### [Requirement]
Reproduce the following material verbatim, keeping every line unchanged.

☆ ☆ ☆

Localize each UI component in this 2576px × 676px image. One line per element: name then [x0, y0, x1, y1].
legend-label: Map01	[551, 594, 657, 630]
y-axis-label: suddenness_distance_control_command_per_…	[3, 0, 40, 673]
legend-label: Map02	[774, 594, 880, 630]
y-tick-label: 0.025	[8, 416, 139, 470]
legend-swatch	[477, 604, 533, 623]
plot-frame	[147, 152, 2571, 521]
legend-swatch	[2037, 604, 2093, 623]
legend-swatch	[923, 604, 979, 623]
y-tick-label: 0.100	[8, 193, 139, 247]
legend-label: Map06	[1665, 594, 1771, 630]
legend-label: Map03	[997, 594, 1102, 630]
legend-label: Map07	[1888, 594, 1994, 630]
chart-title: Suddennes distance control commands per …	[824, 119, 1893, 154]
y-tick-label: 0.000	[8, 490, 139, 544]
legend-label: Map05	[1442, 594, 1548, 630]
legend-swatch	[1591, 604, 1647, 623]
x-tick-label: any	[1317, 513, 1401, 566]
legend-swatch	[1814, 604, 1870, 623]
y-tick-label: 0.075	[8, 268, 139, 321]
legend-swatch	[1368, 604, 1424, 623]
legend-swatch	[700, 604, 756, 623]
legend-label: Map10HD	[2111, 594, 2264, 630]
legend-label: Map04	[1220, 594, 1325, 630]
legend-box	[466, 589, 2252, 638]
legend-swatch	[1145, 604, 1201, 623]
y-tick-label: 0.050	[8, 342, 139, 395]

☆ ☆ ☆

### [Answer to the exercise]
Localize each UI component in this 2576px × 676px image. One line per element: name then [x0, y0, x1, y1].
legend-label: Map01	[551, 594, 657, 630]
y-axis-label: suddenness_distance_control_command_per_…	[3, 0, 40, 673]
legend-label: Map02	[774, 594, 880, 630]
y-tick-label: 0.025	[8, 416, 139, 470]
legend-swatch	[477, 604, 533, 623]
plot-frame	[147, 152, 2571, 521]
legend-swatch	[2037, 604, 2093, 623]
legend-swatch	[923, 604, 979, 623]
y-tick-label: 0.100	[8, 193, 139, 247]
legend-label: Map06	[1665, 594, 1771, 630]
legend-label: Map03	[997, 594, 1102, 630]
legend-label: Map07	[1888, 594, 1994, 630]
chart-title: Suddennes distance control commands per …	[824, 119, 1893, 154]
y-tick-label: 0.000	[8, 490, 139, 544]
legend-label: Map05	[1442, 594, 1548, 630]
legend-swatch	[1591, 604, 1647, 623]
x-tick-label: any	[1317, 513, 1401, 566]
legend-swatch	[1814, 604, 1870, 623]
y-tick-label: 0.075	[8, 268, 139, 321]
legend-swatch	[1368, 604, 1424, 623]
legend-swatch	[700, 604, 756, 623]
legend-label: Map10HD	[2111, 594, 2264, 630]
legend-label: Map04	[1220, 594, 1325, 630]
legend-box	[466, 589, 2252, 638]
legend-swatch	[1145, 604, 1201, 623]
y-tick-label: 0.050	[8, 342, 139, 395]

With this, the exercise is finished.